↓

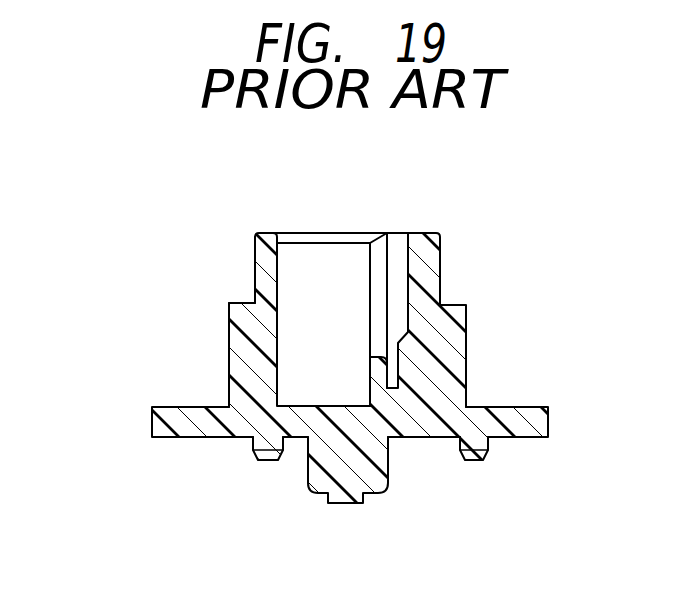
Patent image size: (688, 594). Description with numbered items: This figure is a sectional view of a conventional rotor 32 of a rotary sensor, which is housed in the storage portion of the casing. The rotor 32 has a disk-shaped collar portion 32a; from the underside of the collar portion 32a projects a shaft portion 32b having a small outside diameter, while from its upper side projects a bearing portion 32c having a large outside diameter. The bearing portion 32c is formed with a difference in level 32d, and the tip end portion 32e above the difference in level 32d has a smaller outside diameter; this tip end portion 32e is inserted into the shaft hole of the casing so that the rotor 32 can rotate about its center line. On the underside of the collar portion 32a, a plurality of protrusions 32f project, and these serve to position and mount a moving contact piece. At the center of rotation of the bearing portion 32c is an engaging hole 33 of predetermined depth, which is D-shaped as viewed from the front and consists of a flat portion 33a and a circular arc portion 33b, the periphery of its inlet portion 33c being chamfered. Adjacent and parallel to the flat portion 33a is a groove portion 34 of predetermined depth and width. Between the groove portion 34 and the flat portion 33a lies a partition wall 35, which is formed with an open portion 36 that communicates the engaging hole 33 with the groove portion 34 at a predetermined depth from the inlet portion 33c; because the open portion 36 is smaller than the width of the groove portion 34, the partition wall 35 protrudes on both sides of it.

The rotor 32 is at (190, 460).
The collar portion 32a is at (150, 423).
The shaft portion 32b is at (308, 482).
The bearing portion 32c is at (229, 347).
The difference in level 32d is at (240, 302).
The tip end portion 32e is at (254, 254).
The protrusions 32f is at (267, 459).
The engaging hole 33 is at (300, 274).
The flat portion 33a is at (371, 275).
The circular arc portion 33b is at (273, 234).
The inlet portion 33c is at (306, 241).
The groove portion 34 is at (400, 292).
The partition wall 35 is at (378, 377).
The open portion 36 is at (380, 252).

↑

=== ЗАДАНИЕ ===
Верни из материала выше каждую строку, в которой есть слово «inlet». Регистр букв учитывается.

=== ОТВЕТ ===
Patent image size: (688, 594). Description with numbered items: This figure is a sectional view of a conventional rotor 32 of a rotary sensor, which is housed in the storage portion of the casing. The rotor 32 has a disk-shaped collar portion 32a; from the underside of the collar portion 32a projects a shaft portion 32b having a small outside diameter, while from its upper side projects a bearing portion 32c having a large outside diameter. The bearing portion 32c is formed with a difference in level 32d, and the tip end portion 32e above the difference in level 32d has a smaller outside diameter; this tip end portion 32e is inserted into the shaft hole of the casing so that the rotor 32 can rotate about its center line. On the underside of the collar portion 32a, a plurality of protrusions 32f project, and these serve to position and mount a moving contact piece. At the center of rotation of the bearing portion 32c is an engaging hole 33 of predetermined depth, which is D-shaped as viewed from the front and consists of a flat portion 33a and a circular arc portion 33b, the periphery of its inlet portion 33c being chamfered. Adjacent and parallel to the flat portion 33a is a groove portion 34 of predetermined depth and width. Between the groove portion 34 and the flat portion 33a lies a partition wall 35, which is formed with an open portion 36 that communicates the engaging hole 33 with the groove portion 34 at a predetermined depth from the inlet portion 33c; because the open portion 36 is smaller than the width of the groove portion 34, the partition wall 35 protrudes on both sides of it.
The inlet portion 33c is at (306, 241).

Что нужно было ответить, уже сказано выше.